# WRITTEN PROBLEM
Only the lines holding the string "Parse" are needed. Copy each one.

Records that describe figures

<<<<

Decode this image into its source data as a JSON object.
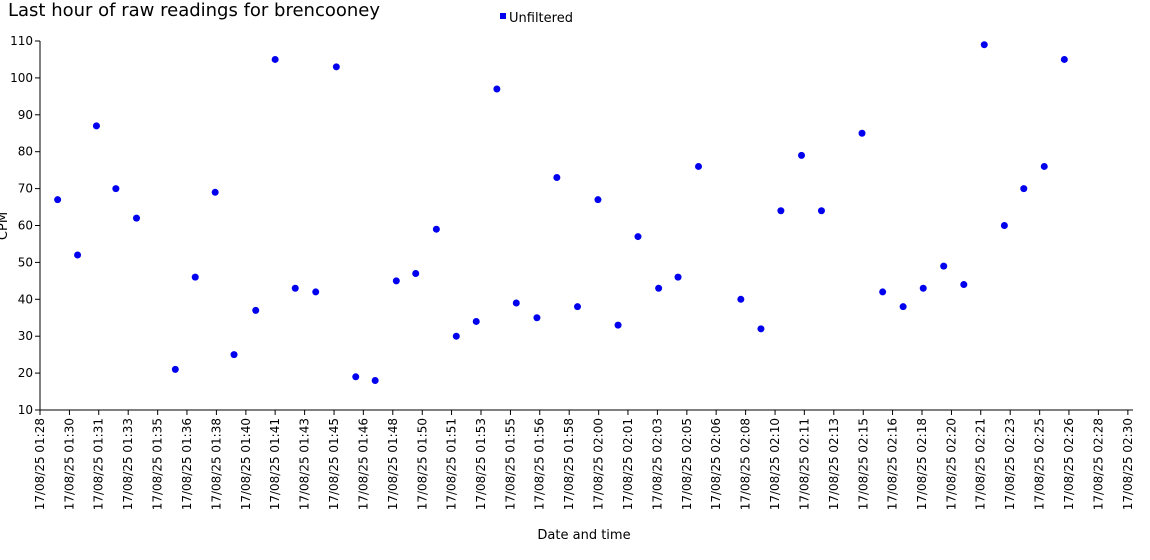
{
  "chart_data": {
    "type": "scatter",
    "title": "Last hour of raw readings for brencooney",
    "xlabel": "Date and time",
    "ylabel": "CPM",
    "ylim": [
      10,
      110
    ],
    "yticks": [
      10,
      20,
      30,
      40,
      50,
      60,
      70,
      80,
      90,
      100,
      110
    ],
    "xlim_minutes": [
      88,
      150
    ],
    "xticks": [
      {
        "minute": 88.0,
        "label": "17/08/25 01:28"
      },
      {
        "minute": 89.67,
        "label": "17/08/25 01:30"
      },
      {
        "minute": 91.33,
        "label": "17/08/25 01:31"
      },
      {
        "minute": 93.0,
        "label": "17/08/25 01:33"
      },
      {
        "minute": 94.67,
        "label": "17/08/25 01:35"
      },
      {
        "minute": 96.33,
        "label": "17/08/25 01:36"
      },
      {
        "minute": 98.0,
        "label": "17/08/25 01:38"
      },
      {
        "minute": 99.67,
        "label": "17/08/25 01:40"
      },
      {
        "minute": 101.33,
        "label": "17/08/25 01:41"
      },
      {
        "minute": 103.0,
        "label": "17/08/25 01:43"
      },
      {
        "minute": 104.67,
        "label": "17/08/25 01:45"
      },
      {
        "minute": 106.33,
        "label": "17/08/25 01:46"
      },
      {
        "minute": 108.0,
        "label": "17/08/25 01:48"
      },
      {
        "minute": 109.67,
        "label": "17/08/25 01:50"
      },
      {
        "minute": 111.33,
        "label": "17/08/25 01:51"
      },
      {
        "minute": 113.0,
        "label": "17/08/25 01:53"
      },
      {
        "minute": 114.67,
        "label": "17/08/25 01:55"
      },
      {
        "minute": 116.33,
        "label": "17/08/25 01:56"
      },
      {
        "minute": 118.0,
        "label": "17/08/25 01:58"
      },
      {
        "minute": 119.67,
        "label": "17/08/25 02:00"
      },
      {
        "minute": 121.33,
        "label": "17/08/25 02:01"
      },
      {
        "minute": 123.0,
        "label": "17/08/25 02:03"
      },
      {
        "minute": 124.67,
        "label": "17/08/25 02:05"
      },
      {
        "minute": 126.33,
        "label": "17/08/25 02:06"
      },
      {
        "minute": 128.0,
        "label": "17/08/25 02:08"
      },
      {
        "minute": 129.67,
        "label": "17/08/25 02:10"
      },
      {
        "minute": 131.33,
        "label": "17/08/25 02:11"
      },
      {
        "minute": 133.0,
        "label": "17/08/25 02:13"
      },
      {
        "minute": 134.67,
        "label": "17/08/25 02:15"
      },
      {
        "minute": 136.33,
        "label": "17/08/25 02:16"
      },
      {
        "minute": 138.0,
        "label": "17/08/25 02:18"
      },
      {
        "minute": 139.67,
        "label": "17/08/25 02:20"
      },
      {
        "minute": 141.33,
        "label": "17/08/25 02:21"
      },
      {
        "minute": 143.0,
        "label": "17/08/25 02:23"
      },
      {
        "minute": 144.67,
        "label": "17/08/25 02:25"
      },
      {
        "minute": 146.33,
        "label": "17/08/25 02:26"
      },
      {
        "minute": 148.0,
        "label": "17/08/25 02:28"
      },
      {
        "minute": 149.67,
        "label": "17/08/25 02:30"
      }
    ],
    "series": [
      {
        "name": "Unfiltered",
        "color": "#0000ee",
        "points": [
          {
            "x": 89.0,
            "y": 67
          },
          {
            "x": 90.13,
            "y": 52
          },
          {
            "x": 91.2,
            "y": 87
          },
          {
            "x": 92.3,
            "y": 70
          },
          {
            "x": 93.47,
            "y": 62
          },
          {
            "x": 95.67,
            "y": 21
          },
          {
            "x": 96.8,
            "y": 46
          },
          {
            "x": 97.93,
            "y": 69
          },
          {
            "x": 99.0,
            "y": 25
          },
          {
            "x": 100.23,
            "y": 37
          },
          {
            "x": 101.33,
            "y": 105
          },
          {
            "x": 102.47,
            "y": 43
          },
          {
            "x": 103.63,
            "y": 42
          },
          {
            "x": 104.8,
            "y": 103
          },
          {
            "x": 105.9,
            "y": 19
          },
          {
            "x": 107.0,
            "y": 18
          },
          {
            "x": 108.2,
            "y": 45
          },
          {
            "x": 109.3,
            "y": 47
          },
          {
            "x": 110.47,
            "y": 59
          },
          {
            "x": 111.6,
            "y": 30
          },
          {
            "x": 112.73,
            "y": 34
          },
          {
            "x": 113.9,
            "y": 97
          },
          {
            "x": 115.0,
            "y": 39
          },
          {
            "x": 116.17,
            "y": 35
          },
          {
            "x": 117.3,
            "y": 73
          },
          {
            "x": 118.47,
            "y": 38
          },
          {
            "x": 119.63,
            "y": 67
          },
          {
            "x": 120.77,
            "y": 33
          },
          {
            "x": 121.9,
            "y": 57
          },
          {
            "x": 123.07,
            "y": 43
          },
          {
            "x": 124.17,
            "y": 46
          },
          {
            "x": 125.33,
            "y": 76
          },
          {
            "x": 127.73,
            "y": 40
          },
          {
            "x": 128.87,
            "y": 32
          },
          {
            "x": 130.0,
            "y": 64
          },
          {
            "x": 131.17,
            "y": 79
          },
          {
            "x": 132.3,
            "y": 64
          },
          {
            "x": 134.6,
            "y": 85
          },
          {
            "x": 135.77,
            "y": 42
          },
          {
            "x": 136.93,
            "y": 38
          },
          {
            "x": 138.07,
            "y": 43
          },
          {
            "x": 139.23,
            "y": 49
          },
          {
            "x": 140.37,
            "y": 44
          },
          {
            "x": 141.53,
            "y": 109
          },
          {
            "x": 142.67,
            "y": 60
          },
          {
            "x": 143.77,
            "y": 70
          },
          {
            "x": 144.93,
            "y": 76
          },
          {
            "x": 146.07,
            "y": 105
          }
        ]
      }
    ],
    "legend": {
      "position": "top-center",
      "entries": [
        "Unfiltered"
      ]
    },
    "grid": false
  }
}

>>>>
<<<<

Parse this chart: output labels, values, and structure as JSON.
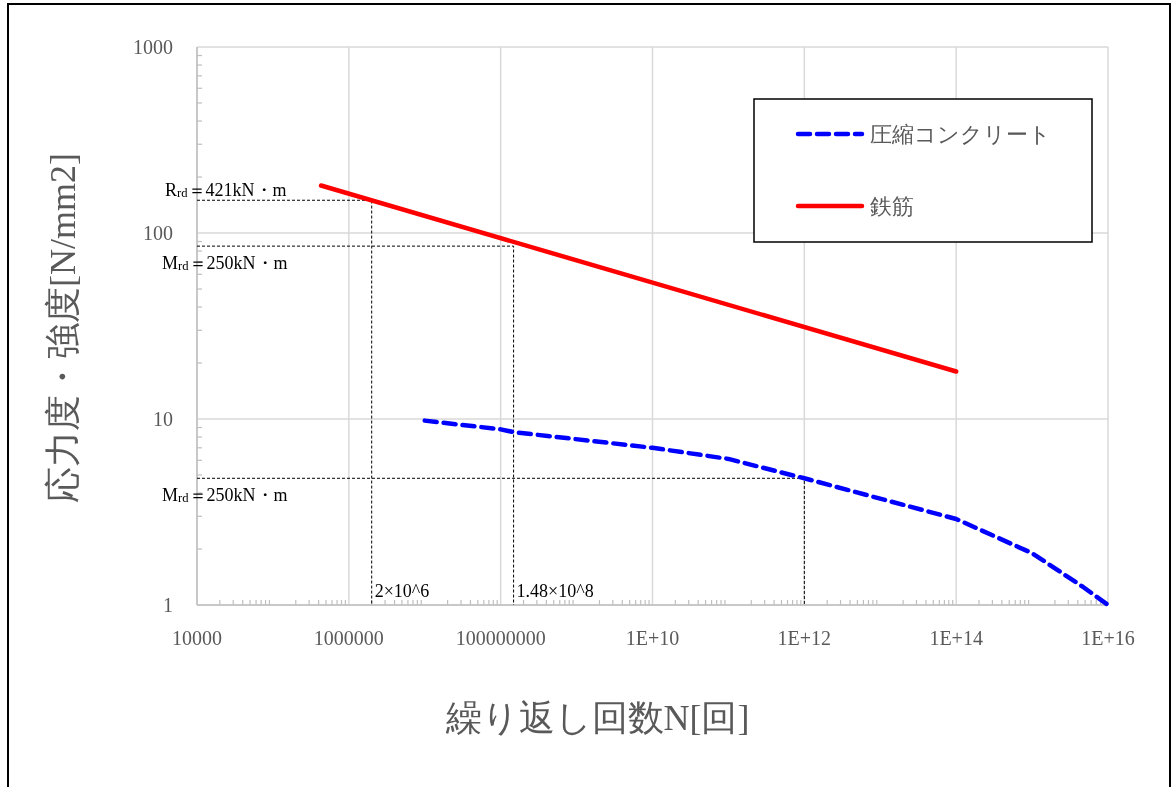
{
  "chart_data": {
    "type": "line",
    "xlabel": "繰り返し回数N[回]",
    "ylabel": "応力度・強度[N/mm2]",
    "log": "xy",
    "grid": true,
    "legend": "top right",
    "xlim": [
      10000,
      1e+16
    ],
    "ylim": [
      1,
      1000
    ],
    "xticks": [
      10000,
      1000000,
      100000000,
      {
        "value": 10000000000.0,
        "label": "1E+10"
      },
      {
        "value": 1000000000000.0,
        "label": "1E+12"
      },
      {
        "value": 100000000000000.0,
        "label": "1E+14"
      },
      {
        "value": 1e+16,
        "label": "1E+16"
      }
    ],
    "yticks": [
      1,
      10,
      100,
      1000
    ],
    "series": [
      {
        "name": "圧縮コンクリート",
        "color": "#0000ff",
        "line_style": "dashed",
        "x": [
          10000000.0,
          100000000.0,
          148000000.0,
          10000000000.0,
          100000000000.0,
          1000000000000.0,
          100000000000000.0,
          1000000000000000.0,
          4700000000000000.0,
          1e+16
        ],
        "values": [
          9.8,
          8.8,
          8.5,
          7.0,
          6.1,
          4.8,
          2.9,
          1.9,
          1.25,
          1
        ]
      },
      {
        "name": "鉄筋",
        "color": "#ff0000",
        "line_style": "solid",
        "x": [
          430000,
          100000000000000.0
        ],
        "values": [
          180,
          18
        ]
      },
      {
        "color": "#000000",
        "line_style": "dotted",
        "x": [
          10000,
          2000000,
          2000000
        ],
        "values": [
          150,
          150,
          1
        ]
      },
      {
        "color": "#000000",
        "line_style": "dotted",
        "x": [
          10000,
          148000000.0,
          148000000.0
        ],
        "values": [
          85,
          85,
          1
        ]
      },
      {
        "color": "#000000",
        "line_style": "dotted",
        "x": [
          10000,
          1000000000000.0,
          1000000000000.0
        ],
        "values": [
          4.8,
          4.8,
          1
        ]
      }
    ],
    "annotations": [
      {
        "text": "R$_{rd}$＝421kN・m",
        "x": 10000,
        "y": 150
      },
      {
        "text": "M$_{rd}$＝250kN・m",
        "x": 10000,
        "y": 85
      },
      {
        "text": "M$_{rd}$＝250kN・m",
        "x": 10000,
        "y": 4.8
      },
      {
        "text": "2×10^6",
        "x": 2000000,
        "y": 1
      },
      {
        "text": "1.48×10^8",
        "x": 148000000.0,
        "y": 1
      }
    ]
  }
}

>>>>
<<<<

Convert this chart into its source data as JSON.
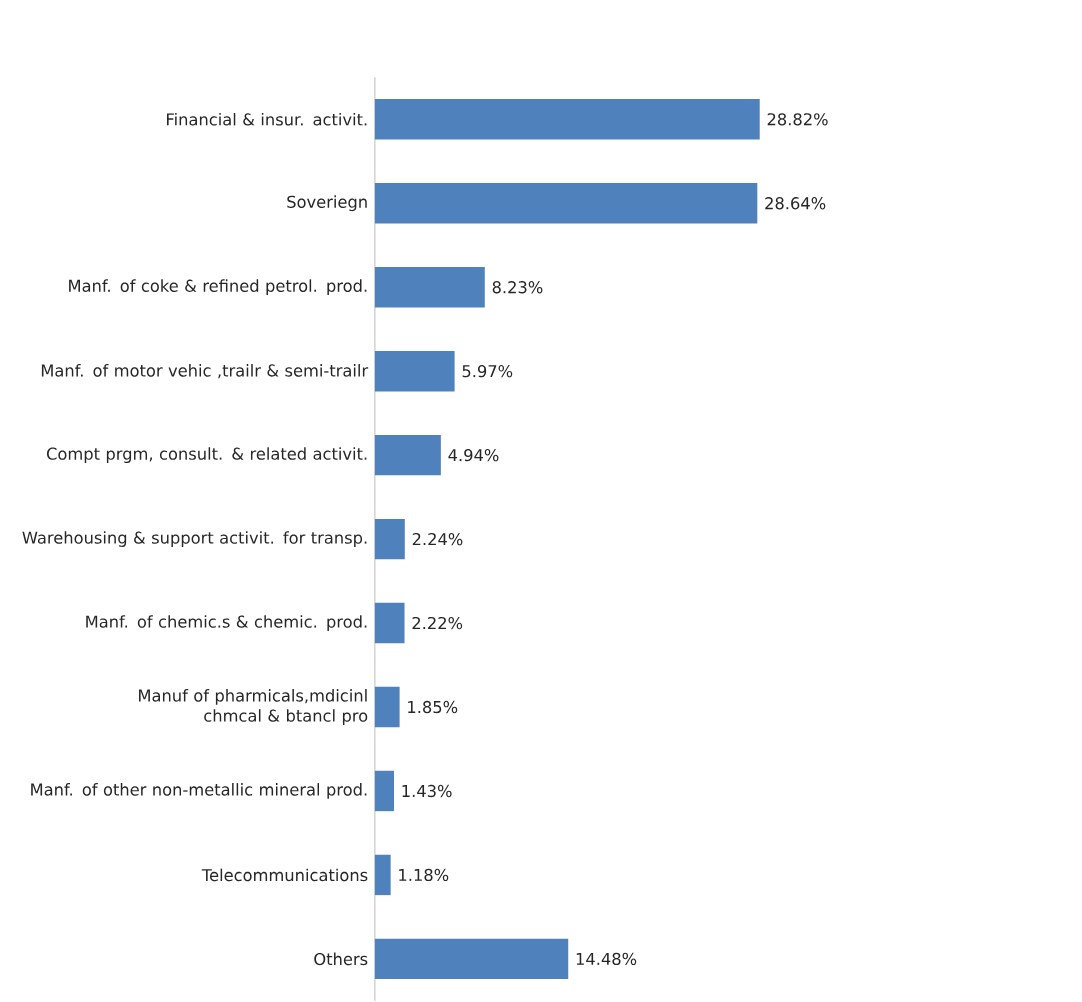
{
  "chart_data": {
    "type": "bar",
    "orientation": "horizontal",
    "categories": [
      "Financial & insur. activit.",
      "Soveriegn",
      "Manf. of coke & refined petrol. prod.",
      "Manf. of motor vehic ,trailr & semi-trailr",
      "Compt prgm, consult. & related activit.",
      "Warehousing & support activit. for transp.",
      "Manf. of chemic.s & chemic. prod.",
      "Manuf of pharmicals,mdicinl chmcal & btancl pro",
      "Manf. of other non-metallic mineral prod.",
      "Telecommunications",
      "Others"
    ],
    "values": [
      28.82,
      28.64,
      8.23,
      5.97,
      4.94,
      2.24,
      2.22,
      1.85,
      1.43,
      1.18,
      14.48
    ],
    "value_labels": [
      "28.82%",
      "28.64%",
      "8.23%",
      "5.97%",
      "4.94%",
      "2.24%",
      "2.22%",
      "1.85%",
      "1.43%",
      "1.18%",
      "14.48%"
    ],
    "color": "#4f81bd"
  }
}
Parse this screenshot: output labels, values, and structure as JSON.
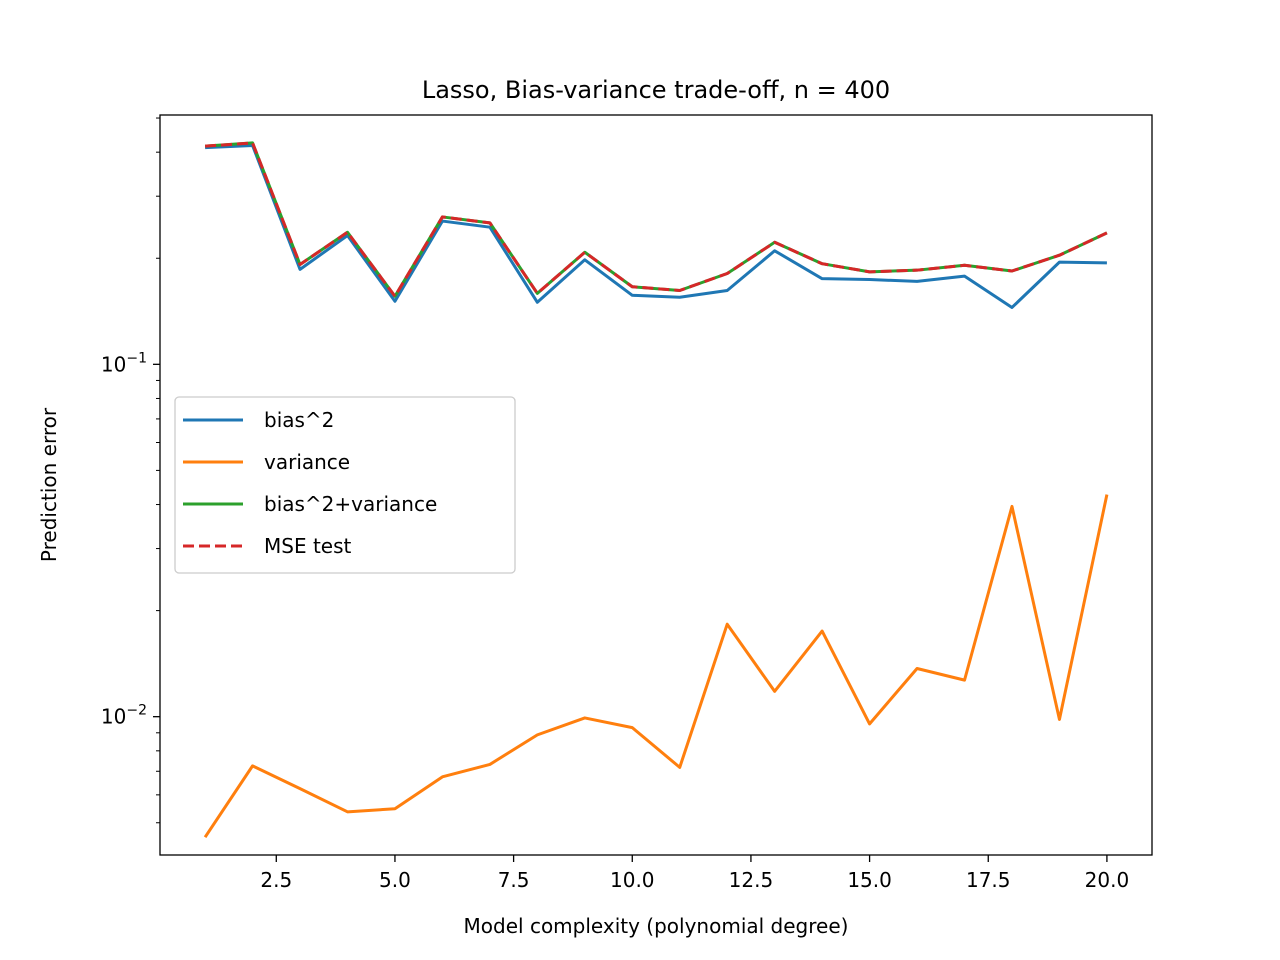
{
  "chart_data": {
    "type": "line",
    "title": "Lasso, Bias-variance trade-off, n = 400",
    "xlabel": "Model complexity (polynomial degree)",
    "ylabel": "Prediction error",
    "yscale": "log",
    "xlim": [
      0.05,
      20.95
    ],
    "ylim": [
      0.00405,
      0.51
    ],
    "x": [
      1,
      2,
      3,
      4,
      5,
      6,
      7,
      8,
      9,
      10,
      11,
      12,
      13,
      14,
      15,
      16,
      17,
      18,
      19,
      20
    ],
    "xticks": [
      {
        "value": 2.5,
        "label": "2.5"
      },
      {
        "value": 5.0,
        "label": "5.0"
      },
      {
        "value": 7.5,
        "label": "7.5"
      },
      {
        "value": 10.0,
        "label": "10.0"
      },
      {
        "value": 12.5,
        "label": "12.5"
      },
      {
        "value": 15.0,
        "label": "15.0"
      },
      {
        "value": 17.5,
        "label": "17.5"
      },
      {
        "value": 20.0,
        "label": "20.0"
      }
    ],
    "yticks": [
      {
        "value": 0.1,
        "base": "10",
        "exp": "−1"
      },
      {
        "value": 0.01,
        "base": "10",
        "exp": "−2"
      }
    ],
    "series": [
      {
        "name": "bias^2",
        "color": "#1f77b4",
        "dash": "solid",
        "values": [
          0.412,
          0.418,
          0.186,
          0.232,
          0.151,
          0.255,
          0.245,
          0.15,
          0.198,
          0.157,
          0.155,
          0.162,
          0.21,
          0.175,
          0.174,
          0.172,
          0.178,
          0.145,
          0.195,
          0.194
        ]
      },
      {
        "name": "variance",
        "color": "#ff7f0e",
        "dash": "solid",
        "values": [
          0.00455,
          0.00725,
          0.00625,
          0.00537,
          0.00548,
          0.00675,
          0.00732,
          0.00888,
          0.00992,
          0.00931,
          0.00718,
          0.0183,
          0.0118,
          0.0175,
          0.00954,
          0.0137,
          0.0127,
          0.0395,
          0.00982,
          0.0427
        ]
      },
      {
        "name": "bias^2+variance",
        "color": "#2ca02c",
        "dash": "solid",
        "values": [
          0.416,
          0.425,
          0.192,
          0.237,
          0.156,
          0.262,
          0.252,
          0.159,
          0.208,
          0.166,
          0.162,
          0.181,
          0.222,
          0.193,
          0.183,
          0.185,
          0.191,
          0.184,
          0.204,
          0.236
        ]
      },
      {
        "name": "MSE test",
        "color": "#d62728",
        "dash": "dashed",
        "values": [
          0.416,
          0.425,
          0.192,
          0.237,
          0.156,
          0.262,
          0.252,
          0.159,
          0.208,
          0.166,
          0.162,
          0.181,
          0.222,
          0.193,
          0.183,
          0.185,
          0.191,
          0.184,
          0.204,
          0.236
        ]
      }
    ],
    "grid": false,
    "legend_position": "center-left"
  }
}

>>>>

# RESPONSE TO THE EXERCISE
Parse this chart: output labels, values, and structure as JSON.
Parse this screenshot: output labels, values, and structure as JSON.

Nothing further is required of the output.